→ **Items from a figure collection**
********************
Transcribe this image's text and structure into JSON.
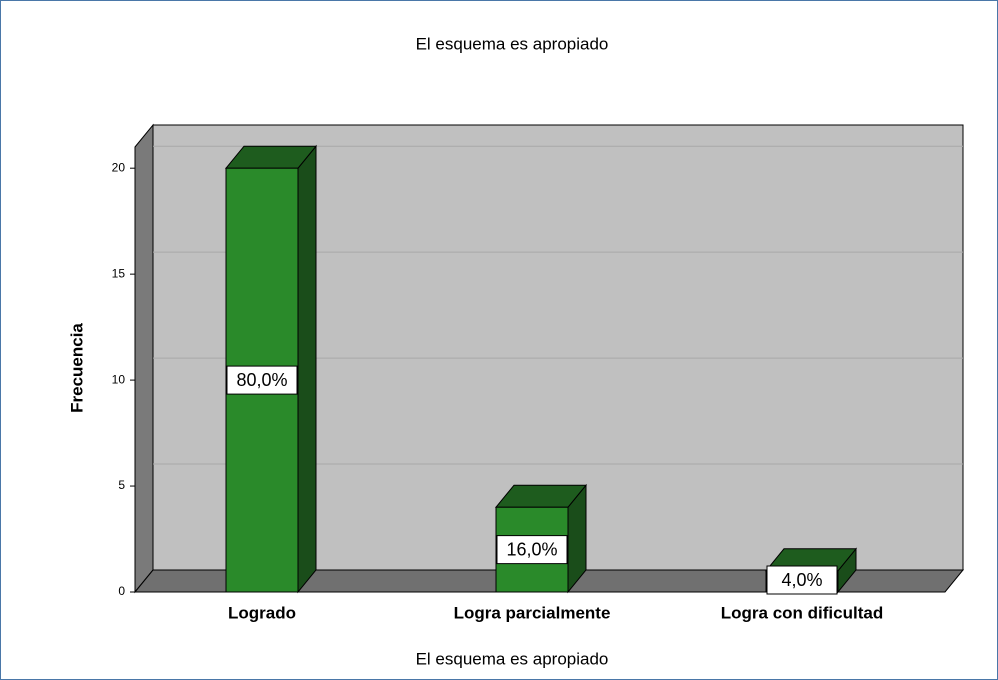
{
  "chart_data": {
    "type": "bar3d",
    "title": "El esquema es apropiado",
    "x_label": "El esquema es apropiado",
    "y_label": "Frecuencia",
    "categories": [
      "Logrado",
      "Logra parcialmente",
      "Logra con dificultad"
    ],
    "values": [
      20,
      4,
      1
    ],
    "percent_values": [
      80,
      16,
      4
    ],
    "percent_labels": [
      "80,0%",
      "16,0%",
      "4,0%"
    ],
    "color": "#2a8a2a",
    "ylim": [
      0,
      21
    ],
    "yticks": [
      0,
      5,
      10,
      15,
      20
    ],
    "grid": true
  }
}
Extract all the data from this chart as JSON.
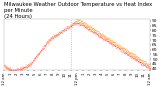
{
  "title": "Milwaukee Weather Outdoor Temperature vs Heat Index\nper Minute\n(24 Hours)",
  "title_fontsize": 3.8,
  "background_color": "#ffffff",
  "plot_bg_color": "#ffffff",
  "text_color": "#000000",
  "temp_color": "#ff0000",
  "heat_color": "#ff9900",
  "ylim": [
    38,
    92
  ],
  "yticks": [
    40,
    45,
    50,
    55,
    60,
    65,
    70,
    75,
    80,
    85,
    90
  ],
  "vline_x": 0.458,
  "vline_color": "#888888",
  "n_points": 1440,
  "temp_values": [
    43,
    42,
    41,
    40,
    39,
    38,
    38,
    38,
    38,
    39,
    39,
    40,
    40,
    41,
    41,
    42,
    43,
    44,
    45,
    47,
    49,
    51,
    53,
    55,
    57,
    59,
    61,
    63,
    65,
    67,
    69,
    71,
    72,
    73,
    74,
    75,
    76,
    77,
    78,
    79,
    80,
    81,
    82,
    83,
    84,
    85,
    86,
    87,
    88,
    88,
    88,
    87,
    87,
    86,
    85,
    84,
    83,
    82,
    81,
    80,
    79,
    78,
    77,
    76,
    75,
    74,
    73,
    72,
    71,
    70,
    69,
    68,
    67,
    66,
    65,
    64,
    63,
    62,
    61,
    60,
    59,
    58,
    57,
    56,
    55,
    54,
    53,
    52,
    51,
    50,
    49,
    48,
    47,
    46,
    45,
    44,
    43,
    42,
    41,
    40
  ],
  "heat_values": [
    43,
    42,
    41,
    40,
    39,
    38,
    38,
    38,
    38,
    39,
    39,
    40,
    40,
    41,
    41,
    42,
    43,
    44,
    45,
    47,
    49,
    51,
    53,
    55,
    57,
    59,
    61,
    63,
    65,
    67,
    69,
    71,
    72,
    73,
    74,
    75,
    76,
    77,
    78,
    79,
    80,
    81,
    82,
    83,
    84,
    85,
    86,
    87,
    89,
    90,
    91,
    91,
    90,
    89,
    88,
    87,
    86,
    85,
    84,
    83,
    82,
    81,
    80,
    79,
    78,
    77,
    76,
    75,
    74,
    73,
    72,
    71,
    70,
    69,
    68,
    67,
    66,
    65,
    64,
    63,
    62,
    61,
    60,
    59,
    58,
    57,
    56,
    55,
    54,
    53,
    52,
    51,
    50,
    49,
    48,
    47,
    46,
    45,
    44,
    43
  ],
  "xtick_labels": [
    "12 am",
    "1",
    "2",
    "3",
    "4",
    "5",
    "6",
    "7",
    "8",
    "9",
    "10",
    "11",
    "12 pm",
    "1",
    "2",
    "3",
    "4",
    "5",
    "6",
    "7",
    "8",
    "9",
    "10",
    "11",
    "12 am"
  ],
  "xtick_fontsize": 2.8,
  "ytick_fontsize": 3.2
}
********************
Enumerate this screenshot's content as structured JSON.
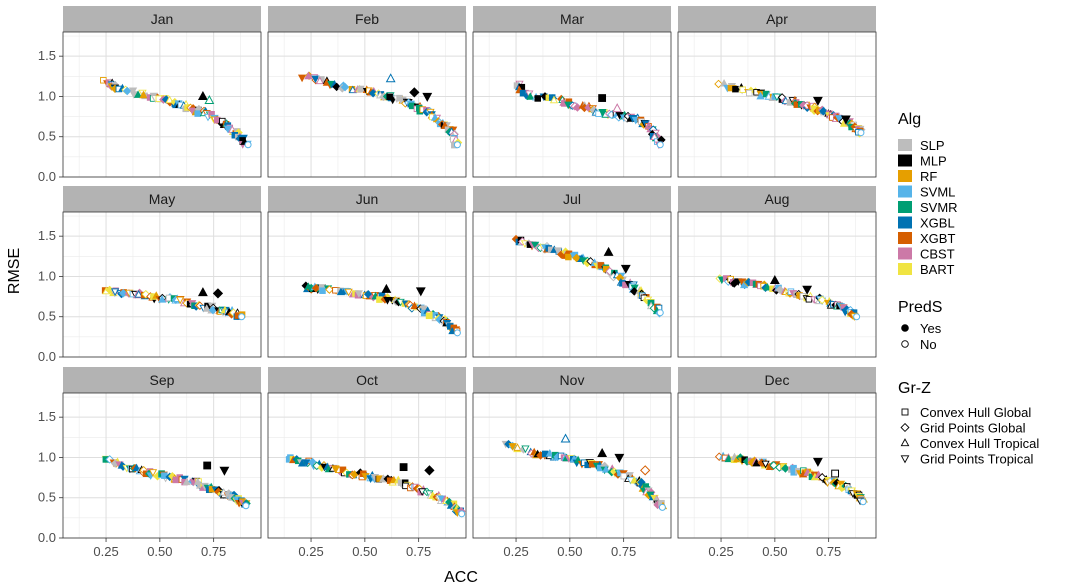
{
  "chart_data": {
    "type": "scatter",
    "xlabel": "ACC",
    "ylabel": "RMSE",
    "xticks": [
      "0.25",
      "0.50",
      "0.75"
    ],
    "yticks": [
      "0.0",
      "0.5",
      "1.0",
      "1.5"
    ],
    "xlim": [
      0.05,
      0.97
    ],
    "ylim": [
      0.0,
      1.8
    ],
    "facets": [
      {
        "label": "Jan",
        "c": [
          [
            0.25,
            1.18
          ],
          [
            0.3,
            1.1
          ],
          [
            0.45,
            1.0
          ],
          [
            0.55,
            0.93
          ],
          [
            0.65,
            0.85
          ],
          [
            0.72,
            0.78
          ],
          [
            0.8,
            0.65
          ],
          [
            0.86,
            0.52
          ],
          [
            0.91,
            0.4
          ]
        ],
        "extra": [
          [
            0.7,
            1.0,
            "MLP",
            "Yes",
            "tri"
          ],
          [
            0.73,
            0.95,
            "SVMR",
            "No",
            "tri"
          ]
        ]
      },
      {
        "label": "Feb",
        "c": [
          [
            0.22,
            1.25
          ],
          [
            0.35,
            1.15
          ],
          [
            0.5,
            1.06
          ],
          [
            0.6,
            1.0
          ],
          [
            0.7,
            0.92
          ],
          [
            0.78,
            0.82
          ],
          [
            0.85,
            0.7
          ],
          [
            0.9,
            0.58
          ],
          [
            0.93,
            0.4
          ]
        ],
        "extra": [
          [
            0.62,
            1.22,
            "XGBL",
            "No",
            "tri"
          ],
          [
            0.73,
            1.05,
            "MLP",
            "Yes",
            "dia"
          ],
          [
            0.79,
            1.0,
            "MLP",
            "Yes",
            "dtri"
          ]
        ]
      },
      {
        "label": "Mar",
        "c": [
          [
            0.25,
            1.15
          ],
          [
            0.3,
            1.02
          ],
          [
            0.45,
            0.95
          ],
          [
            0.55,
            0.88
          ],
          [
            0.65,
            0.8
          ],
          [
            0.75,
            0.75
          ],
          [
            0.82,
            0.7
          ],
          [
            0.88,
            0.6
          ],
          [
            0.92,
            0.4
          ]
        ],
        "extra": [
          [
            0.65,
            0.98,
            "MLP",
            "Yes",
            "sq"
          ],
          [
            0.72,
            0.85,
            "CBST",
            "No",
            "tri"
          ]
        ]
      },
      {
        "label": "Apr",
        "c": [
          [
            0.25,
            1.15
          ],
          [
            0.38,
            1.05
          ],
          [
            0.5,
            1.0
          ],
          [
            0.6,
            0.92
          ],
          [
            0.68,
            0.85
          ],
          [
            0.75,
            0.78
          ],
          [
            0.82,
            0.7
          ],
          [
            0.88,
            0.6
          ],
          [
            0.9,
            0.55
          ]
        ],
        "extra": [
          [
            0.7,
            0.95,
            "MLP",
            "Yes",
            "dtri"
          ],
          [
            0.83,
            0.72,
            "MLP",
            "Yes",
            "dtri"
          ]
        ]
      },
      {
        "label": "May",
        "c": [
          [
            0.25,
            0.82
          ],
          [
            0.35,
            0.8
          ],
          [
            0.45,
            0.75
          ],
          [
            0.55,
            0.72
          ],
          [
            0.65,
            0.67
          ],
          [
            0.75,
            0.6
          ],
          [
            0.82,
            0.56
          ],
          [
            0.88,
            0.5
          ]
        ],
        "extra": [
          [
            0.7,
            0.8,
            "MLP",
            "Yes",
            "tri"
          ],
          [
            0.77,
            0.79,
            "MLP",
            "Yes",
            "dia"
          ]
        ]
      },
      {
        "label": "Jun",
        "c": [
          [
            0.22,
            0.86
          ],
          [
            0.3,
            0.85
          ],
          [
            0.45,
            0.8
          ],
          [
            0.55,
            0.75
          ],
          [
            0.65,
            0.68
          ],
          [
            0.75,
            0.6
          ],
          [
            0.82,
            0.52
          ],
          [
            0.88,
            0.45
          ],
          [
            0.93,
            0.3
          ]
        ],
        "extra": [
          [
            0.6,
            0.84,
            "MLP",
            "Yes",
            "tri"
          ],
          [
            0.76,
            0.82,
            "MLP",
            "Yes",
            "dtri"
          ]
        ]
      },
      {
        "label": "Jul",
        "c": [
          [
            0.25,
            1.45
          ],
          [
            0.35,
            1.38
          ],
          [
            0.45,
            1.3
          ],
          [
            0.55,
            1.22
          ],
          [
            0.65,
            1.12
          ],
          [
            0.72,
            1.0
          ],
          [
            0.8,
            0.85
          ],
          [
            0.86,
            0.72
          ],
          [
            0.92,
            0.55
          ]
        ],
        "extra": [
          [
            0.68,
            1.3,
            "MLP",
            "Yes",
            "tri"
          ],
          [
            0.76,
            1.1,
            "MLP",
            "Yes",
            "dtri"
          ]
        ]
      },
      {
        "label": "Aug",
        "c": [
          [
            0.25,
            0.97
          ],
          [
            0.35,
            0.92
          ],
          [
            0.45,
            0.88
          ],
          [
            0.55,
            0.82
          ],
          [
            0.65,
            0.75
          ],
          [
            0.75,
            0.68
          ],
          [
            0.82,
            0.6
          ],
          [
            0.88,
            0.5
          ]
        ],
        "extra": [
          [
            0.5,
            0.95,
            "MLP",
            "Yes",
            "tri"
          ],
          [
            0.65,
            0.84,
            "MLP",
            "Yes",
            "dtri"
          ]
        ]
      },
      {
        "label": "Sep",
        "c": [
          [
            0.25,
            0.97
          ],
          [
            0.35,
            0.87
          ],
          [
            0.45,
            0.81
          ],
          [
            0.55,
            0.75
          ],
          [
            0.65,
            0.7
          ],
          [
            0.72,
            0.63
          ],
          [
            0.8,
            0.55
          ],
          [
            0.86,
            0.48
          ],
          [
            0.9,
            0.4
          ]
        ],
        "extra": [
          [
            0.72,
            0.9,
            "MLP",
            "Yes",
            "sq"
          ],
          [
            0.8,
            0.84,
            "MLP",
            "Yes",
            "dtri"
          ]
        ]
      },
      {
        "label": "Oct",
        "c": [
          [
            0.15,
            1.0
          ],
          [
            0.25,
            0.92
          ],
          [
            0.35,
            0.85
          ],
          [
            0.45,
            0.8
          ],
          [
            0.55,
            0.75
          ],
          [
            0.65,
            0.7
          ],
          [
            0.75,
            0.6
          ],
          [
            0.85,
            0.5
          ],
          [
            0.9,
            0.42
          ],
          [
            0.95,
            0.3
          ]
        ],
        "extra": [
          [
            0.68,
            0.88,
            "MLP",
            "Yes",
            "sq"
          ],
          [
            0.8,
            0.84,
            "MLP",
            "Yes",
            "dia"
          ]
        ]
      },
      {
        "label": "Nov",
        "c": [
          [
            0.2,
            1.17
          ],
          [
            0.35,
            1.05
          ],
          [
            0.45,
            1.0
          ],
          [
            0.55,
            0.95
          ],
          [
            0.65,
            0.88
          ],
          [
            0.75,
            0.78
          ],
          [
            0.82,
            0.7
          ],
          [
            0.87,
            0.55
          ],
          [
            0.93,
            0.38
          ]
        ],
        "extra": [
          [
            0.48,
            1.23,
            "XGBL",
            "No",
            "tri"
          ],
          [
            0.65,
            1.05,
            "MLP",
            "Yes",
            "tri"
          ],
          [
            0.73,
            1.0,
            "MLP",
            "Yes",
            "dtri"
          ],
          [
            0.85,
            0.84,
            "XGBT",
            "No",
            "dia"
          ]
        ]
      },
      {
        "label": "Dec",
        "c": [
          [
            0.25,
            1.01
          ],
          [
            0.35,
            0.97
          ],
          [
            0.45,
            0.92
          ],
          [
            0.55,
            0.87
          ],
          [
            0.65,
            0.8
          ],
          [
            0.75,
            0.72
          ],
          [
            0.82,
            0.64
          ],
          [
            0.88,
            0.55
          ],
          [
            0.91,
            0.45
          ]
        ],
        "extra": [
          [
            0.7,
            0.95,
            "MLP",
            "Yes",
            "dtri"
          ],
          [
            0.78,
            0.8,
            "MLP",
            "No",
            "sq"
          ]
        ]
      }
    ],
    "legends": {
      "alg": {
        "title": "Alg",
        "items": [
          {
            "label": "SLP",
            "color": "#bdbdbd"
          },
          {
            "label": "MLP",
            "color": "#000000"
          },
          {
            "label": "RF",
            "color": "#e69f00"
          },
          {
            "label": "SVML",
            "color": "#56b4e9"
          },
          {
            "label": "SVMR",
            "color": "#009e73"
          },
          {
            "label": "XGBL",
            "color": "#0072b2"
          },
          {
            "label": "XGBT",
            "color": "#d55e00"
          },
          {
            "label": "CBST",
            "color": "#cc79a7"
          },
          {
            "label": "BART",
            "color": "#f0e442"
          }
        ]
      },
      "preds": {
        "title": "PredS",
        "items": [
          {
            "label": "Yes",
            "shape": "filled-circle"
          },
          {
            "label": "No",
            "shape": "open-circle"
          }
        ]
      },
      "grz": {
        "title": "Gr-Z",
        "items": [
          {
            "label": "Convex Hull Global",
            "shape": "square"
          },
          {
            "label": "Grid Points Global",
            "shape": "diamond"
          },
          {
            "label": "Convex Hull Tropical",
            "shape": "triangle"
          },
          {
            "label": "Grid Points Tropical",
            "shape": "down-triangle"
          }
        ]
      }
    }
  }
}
********************
Gather and copy every line of the data in which the string "Global" is found.

            "label": "Convex Hull Global",
            "label": "Grid Points Global",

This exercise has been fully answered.